Task goal: What is the number of lines in the data holding the word "watermark"? Give that number by itself.

○ ○ ○ ○

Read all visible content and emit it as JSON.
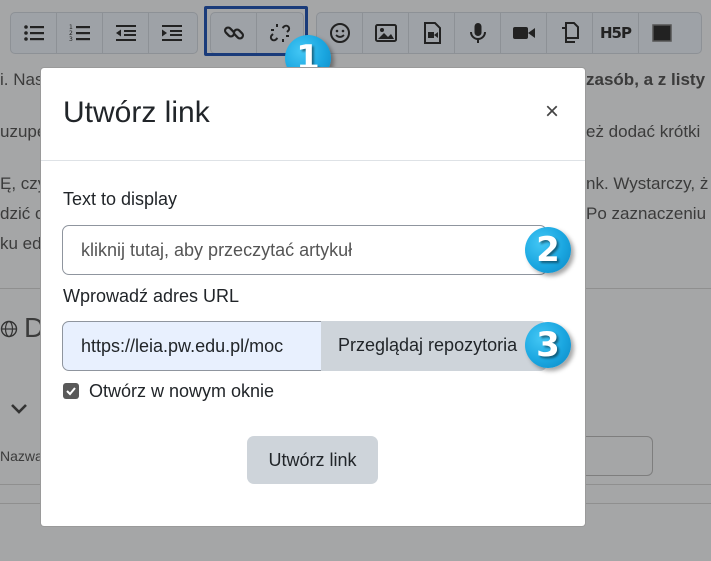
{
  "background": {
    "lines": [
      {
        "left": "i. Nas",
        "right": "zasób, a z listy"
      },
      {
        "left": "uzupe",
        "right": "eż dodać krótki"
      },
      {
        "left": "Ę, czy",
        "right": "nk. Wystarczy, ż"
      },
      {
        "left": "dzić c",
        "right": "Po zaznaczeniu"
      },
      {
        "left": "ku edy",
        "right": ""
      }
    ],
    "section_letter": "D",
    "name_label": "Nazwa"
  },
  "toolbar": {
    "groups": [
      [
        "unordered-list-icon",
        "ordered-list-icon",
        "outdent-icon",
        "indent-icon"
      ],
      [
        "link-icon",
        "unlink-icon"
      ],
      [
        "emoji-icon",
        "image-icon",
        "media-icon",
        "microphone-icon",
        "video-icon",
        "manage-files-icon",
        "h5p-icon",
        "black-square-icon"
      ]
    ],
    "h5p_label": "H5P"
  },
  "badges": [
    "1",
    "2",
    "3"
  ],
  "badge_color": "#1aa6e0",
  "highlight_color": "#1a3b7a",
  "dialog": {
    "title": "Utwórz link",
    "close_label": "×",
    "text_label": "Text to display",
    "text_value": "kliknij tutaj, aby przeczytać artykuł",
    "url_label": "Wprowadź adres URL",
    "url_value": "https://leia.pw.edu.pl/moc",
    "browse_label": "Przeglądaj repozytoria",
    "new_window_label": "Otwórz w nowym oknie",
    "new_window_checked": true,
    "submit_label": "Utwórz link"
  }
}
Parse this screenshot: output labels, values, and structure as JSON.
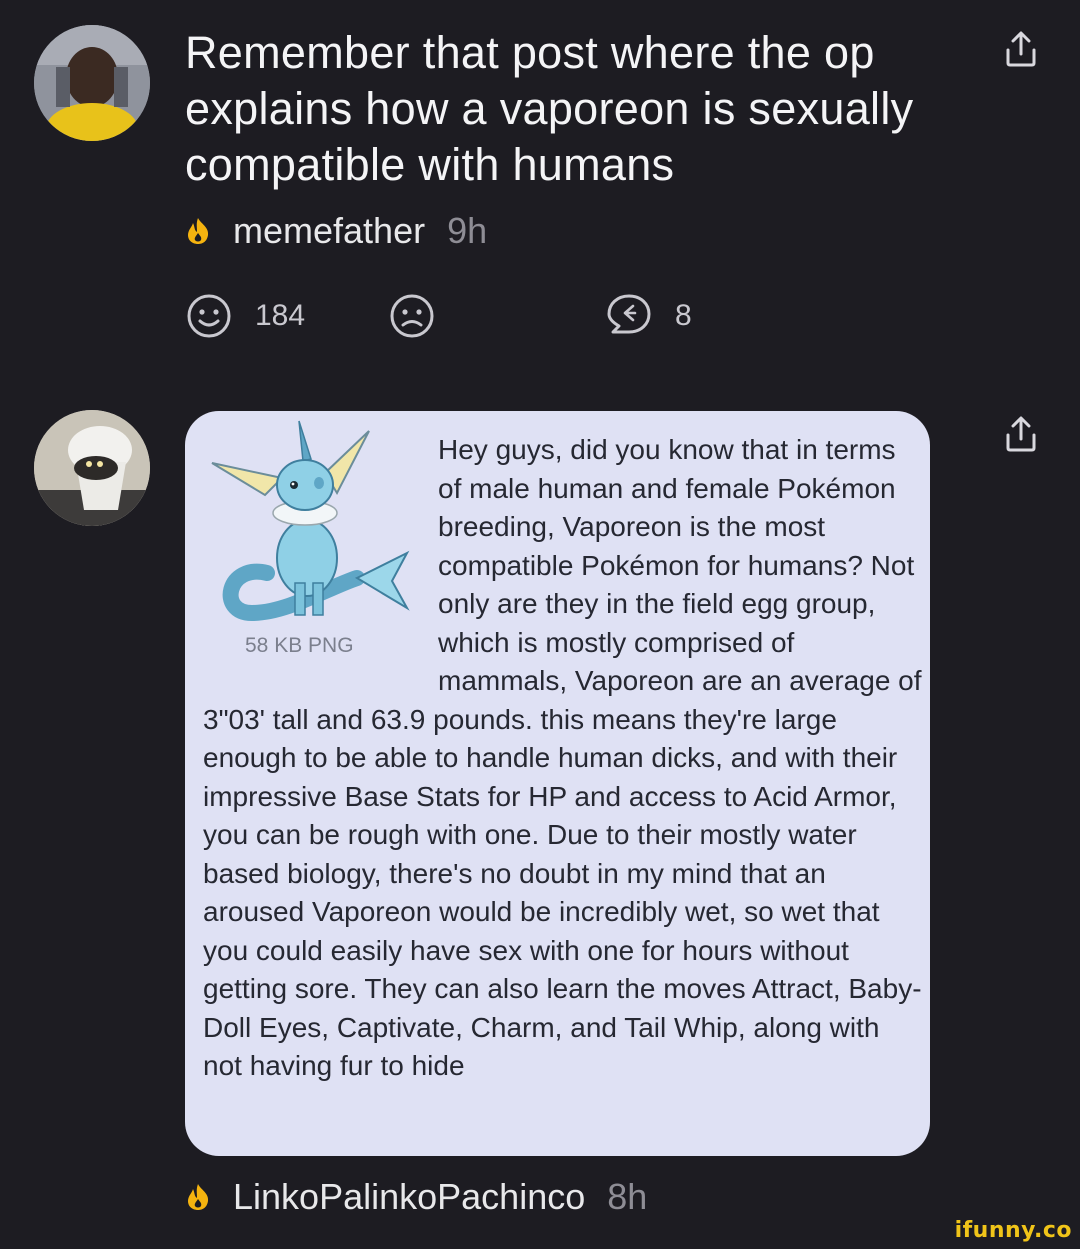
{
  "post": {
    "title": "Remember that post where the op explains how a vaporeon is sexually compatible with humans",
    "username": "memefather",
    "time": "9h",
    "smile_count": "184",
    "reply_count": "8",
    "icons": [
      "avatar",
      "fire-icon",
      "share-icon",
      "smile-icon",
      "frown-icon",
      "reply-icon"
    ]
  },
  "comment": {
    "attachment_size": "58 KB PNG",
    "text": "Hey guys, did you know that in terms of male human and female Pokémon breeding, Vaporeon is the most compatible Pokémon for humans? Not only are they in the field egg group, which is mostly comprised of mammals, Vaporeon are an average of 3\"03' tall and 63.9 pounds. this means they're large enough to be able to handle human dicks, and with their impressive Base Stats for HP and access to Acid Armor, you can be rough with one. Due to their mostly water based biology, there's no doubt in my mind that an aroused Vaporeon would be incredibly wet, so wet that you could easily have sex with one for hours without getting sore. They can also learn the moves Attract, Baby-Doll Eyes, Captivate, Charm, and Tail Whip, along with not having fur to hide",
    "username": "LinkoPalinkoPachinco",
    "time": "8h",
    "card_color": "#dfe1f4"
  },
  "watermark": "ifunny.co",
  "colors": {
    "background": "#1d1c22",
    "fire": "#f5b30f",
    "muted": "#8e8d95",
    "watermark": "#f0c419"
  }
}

○ ○ ○ ○

Written solution: 2